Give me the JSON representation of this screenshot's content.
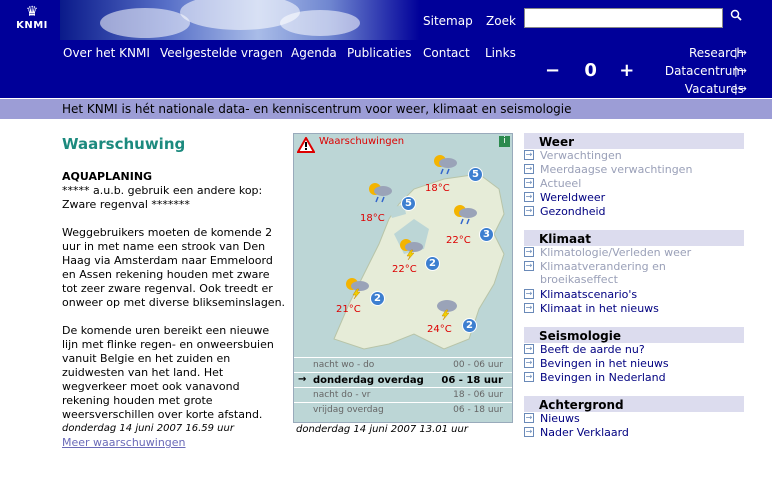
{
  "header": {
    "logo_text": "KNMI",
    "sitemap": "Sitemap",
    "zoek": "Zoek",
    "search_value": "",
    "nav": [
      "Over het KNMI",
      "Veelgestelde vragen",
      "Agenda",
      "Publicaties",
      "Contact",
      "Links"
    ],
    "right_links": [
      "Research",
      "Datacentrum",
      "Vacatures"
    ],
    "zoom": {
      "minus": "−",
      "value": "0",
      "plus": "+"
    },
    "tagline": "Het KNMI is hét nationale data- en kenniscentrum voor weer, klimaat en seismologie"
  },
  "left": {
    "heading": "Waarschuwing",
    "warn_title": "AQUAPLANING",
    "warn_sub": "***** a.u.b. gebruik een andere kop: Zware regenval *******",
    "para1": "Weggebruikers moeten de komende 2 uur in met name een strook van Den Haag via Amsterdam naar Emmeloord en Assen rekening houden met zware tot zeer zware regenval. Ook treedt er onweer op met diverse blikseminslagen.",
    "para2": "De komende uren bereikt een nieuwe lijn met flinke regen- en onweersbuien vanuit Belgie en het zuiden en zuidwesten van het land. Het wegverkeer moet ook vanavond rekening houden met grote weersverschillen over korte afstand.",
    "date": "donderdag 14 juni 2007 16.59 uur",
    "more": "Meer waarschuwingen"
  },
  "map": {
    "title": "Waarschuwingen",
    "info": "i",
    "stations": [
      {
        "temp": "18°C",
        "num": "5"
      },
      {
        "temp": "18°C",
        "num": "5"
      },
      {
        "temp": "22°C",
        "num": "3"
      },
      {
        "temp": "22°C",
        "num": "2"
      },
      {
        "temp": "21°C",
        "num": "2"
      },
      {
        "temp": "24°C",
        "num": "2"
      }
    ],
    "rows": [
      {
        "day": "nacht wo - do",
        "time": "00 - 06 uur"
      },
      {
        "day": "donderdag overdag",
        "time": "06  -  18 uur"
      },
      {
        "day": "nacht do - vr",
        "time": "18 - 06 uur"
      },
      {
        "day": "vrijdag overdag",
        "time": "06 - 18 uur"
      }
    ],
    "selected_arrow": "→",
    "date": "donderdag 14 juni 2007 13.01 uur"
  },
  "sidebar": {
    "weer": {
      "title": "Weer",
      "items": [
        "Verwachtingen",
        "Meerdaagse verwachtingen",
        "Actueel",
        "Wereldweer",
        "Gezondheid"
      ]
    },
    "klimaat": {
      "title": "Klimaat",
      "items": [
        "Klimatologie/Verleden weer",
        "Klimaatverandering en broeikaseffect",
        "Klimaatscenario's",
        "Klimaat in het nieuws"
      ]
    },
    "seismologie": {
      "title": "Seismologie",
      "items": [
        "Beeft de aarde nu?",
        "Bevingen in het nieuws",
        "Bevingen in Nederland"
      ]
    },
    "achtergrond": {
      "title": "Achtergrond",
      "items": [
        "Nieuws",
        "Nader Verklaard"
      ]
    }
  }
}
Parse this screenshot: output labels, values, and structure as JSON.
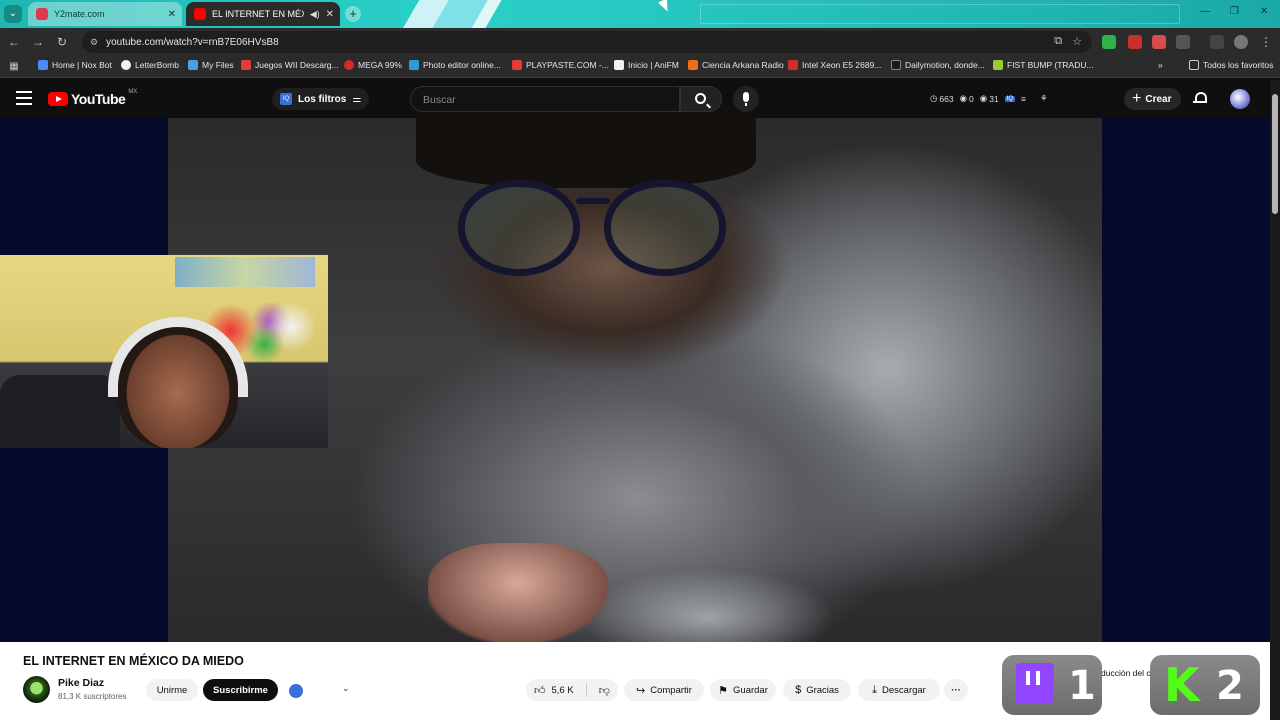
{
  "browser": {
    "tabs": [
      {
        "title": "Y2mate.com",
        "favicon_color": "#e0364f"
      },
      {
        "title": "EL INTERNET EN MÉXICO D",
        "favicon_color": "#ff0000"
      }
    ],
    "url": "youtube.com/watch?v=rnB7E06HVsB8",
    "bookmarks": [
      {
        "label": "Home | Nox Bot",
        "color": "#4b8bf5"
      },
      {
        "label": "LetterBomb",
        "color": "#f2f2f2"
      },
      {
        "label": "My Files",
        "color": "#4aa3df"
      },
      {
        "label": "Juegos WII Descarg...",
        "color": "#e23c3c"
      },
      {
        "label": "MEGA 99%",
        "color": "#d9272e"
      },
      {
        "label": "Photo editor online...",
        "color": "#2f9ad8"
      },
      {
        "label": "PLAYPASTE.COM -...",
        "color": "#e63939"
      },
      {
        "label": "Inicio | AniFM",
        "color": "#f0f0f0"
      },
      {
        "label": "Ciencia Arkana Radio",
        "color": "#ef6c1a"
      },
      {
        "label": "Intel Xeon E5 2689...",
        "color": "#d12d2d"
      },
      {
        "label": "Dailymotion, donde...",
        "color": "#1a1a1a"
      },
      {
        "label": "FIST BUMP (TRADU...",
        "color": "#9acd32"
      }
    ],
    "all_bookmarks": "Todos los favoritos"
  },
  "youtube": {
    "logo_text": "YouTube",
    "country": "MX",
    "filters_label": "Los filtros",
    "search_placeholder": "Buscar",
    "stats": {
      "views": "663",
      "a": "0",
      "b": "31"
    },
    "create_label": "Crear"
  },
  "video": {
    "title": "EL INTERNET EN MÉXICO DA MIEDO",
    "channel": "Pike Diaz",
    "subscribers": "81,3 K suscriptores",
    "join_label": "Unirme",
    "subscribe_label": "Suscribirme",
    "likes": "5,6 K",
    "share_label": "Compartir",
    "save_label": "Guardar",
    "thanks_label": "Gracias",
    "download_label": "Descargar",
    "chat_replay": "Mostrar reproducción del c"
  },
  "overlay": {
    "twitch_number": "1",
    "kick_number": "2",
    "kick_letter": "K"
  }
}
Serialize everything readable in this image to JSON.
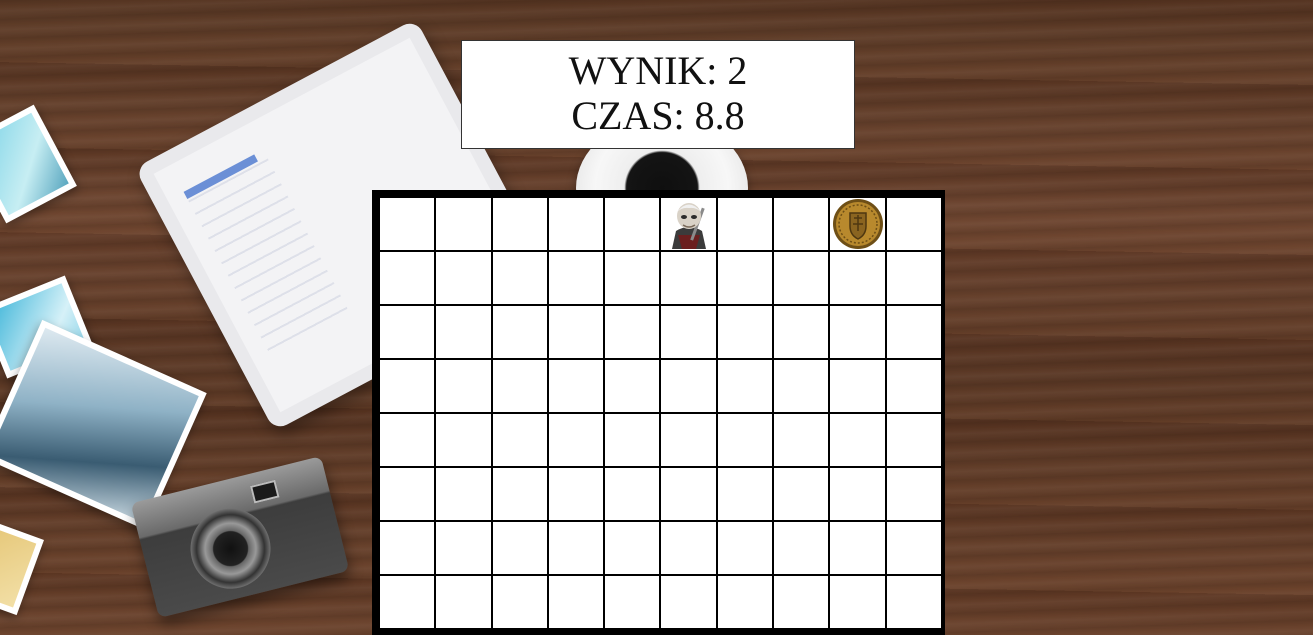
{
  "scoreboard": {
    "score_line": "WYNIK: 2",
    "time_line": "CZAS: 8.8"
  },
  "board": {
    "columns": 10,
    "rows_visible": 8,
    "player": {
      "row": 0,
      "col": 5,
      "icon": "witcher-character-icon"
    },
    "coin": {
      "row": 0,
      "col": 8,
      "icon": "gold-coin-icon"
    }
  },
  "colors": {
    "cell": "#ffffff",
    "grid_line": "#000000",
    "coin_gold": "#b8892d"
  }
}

****************************************

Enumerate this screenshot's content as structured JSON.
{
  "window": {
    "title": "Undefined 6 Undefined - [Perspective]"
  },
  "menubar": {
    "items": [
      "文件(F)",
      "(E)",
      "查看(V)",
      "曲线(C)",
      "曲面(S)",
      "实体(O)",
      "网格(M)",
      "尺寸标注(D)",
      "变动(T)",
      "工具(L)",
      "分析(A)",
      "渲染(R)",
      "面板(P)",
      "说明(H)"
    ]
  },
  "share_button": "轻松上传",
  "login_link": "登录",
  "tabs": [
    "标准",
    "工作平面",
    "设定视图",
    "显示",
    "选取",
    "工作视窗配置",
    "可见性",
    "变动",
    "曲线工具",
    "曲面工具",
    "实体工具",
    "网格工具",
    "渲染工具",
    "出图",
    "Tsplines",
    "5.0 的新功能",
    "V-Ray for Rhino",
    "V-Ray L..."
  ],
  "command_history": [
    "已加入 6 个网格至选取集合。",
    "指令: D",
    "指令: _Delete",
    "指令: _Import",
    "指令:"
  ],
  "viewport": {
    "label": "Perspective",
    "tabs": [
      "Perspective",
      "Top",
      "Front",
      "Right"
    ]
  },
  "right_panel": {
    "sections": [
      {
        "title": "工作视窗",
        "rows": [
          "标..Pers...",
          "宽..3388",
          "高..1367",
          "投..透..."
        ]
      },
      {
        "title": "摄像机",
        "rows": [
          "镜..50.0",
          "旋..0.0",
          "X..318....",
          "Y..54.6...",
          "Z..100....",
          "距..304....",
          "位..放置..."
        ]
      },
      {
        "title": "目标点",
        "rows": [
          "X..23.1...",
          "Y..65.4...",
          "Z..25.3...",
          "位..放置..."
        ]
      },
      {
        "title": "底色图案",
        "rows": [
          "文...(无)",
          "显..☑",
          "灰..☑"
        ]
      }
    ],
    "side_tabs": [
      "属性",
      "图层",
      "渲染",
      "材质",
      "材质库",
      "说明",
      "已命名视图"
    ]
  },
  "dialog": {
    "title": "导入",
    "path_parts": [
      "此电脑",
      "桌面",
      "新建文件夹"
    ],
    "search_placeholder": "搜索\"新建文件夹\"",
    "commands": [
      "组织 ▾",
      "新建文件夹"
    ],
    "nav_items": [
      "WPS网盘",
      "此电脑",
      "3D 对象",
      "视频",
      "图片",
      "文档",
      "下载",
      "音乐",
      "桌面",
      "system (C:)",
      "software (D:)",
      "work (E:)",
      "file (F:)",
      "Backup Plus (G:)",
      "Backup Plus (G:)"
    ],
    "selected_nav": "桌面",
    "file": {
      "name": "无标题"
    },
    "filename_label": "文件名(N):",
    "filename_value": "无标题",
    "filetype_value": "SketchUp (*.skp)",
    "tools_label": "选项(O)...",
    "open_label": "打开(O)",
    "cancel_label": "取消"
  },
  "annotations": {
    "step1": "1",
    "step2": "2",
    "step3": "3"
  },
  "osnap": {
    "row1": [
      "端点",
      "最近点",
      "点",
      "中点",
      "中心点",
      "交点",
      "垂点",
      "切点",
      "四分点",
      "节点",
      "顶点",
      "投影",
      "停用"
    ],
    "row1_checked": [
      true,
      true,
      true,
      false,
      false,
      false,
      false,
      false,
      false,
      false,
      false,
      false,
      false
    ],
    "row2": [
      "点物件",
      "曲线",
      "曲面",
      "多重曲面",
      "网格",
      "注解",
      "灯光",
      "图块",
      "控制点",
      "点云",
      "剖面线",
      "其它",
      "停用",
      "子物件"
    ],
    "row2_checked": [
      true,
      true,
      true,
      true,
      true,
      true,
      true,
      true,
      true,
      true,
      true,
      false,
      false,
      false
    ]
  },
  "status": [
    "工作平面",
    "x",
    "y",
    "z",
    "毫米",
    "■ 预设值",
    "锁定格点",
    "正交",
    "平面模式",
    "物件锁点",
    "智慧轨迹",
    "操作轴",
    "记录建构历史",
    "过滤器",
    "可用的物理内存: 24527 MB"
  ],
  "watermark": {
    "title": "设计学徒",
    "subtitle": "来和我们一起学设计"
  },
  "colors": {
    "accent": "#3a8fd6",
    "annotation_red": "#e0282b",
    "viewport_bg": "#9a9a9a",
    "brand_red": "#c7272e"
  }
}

****************************************

Problem to solve –
Find all lines holding the string "screenshot" and copy them.

Task result –
Give me the JSON representation of this screenshot's content.
Parse this screenshot: output labels, values, and structure as JSON.
Enumerate this screenshot's content as structured JSON.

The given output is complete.